PASSAGE TO READ:

Customer success before the point of purchase
Having worked in client services for the best part of a decade, I like to think I have a pretty good idea of what customer success is, and what it isn’t.
Even in name, customer success is wholly unambiguous about its one mission: To make customers successful; and to achieve their desired outcomes with the product or service they’ve bought. This ethos should perforate every corner of an organization: From product, to marketing to sales.
But more often than not, the goals of customer success are siloed to its representative department or team. This can be a head-scratcher for many reasons. After all, isn’t having successful, loyal customers who repeat purchases the crux of every business?
In this edition, I’ll be discussing how customer success can be incorporated before the point of purchase, to maximize customer lifetime value, customer experience, and establish foundations for revenue growth.

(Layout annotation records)
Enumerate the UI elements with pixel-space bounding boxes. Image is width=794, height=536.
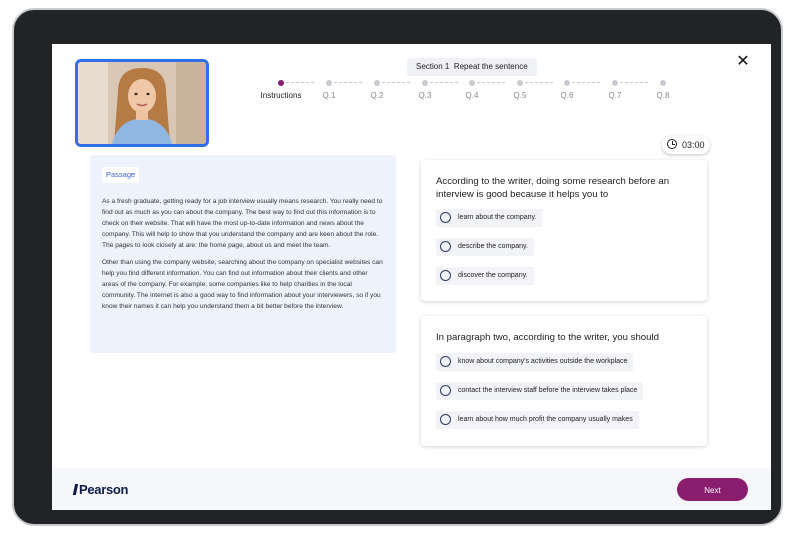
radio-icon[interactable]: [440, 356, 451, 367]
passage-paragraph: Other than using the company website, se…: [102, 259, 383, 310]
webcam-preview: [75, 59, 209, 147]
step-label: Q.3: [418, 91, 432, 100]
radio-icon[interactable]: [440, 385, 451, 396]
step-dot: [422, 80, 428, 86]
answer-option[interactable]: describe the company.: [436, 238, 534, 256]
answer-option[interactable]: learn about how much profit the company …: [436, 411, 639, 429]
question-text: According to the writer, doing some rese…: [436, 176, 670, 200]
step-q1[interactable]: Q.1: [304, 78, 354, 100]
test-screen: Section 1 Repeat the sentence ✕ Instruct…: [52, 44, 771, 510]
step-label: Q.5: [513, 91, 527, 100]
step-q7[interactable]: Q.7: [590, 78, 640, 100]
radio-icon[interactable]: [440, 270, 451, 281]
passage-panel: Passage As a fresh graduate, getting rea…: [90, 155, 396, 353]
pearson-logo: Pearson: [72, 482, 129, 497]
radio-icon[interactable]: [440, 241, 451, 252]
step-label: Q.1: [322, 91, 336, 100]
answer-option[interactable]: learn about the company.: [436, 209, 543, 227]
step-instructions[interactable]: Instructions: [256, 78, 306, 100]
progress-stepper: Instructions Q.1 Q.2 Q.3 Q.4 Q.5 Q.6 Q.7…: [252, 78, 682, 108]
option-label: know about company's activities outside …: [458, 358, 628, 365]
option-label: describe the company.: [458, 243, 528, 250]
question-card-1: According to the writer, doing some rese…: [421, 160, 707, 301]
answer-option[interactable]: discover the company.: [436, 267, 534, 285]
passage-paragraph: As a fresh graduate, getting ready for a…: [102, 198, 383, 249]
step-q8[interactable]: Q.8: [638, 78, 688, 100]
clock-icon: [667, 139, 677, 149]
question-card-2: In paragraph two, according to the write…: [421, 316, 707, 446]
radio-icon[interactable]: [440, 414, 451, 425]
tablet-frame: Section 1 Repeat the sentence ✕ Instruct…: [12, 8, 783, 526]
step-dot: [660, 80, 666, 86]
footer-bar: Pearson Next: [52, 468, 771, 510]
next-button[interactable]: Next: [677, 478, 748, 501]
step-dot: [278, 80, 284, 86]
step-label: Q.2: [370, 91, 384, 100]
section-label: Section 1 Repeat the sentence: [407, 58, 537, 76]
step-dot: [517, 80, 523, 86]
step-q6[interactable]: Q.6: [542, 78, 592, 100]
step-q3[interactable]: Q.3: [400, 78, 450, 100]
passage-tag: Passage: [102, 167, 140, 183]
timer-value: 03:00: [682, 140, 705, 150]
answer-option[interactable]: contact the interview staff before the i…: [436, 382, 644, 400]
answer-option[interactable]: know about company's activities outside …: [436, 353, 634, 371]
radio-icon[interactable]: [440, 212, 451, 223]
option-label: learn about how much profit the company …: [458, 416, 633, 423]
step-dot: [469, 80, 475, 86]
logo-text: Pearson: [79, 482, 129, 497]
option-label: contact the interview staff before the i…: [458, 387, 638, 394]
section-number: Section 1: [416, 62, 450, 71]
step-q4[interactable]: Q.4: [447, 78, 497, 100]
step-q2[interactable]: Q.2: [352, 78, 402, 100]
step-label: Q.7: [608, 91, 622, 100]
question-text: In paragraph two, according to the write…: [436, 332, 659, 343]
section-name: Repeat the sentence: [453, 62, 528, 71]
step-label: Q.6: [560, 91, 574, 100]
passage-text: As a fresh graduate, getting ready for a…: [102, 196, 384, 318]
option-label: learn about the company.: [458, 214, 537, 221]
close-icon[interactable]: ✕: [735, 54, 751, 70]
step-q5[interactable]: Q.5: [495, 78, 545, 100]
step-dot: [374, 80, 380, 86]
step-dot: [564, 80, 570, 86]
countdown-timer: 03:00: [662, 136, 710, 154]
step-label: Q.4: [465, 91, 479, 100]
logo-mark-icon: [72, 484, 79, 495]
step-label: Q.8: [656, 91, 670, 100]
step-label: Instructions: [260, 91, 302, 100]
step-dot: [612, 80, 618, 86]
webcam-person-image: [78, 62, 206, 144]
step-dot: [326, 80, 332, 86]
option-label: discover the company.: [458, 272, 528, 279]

COMPLETE THE FOLLOWING:
1. In the customer success passage above the items, repeat word for word the span starting with "Even in name, customer" and going on through "for revenue growth.".
2. Answer these from the customer success passage above the items:
(a) For how long has the writer worked in client services?
(b) According to the passage, what is the one mission of customer success?
(c) To what are the goals of customer success often siloed?
3. Condense the paragraph of the customer success passage that begins "Even in name" into a short bulleted list that keeps its main points.

RESPONSES BY TASK:
1.
Even in name, customer success is wholly unambiguous about its one mission: To make customers successful; and to achieve their desired outcomes with the product or service they’ve bought. This ethos should perforate every corner of an organization: From product, to marketing to sales.
But more often than not, the goals of customer success are siloed to its representative department or team. This can be a head-scratcher for many reasons. After all, isn’t having successful, loyal customers who repeat purchases the crux of every business?
In this edition, I’ll be discussing how customer success can be incorporated before the point of purchase, to maximize customer lifetime value, customer experience, and establish foundations for revenue growth.

2.
(a) The best part of a decade.
(b) To make customers successful and to achieve their desired outcomes with the product or service they've bought.
(c) To its representative department or team.

3.
- Customer success has one unambiguous mission: making customers successful.
- That means helping them achieve their desired outcomes with the product or service they bought.
- This ethos should run through every part of an organization, including product, marketing and sales.